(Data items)
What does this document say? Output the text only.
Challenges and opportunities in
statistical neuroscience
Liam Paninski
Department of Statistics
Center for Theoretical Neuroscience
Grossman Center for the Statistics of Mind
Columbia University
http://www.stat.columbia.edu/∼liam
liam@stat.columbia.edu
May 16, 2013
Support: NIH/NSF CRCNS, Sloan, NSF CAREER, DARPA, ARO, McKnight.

...

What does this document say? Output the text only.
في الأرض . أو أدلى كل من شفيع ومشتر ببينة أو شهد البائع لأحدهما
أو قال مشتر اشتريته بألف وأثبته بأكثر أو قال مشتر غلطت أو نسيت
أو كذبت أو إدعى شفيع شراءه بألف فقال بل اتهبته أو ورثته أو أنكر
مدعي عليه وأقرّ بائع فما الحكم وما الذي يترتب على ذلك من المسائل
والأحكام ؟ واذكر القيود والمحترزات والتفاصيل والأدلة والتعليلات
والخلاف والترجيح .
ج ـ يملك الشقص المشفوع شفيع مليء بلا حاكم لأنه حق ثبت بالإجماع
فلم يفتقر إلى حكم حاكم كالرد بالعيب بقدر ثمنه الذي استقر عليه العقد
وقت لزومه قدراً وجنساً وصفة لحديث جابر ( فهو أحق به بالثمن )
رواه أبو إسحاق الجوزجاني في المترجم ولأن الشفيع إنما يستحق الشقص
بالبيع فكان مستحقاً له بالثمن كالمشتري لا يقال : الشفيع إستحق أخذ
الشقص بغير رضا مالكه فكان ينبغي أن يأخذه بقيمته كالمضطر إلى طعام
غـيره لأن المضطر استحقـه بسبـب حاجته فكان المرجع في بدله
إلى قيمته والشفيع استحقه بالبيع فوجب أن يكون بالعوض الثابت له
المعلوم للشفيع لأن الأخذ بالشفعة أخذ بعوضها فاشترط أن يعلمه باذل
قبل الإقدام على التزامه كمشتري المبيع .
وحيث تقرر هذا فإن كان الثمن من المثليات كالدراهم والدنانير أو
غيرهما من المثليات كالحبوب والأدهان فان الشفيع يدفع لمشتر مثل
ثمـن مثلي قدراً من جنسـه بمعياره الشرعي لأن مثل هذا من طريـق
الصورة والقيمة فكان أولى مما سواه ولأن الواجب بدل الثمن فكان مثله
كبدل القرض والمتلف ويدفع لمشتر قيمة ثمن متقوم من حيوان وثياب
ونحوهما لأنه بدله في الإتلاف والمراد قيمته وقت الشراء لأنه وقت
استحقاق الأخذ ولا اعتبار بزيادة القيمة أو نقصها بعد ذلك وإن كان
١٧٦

**What is needed:**
Gather every line from the listing above in which "Statistics" appears, and copy those lines.

**Response to the task:**
Department of Statistics
Grossman Center for the Statistics of Mind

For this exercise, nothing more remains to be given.